## Given problem
Which lines run from the one containing "Parse this chart and return its data as JSON." to the end of the entries? Quote them exactly, and nothing else.

Data items
## Start
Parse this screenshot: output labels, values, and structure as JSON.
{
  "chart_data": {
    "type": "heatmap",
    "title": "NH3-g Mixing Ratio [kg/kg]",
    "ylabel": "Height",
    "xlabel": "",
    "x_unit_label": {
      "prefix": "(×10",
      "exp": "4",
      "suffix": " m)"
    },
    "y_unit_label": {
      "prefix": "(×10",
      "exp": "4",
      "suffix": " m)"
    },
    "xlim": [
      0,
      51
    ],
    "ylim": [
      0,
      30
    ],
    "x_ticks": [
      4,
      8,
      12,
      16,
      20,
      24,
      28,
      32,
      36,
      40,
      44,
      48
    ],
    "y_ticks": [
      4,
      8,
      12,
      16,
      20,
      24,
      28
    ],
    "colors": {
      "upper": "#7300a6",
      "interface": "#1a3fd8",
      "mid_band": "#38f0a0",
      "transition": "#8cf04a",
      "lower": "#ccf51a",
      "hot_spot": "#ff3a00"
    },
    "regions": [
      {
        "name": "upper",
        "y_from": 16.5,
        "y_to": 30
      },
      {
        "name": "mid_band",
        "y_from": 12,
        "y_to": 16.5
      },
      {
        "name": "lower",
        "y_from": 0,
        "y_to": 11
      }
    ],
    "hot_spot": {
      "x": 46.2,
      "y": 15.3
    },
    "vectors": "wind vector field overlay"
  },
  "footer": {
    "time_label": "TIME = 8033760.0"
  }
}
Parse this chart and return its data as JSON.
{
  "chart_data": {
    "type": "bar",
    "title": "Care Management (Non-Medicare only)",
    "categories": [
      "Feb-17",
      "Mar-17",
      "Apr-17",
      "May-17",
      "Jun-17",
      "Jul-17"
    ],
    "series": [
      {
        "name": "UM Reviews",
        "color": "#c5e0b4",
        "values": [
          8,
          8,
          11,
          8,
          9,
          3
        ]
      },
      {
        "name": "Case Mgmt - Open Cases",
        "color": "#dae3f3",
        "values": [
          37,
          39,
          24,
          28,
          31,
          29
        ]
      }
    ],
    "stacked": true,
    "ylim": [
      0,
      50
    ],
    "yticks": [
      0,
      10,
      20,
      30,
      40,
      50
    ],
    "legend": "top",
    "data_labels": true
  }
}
## End
## Answer for the task
Parse this chart and return its data as JSON.
{
  "chart_data": {
    "type": "bar",
    "title": "Care Management (Non-Medicare only)",
    "categories": [
      "Feb-17",
      "Mar-17",
      "Apr-17",
      "May-17",
      "Jun-17",
      "Jul-17"
    ],
    "series": [
      {
        "name": "UM Reviews",
        "color": "#c5e0b4",
        "values": [
          8,
          8,
          11,
          8,
          9,
          3
        ]
      },
      {
        "name": "Case Mgmt - Open Cases",
        "color": "#dae3f3",
        "values": [
          37,
          39,
          24,
          28,
          31,
          29
        ]
      }
    ],
    "stacked": true,
    "ylim": [
      0,
      50
    ],
    "yticks": [
      0,
      10,
      20,
      30,
      40,
      50
    ],
    "legend": "top",
    "data_labels": true
  }
}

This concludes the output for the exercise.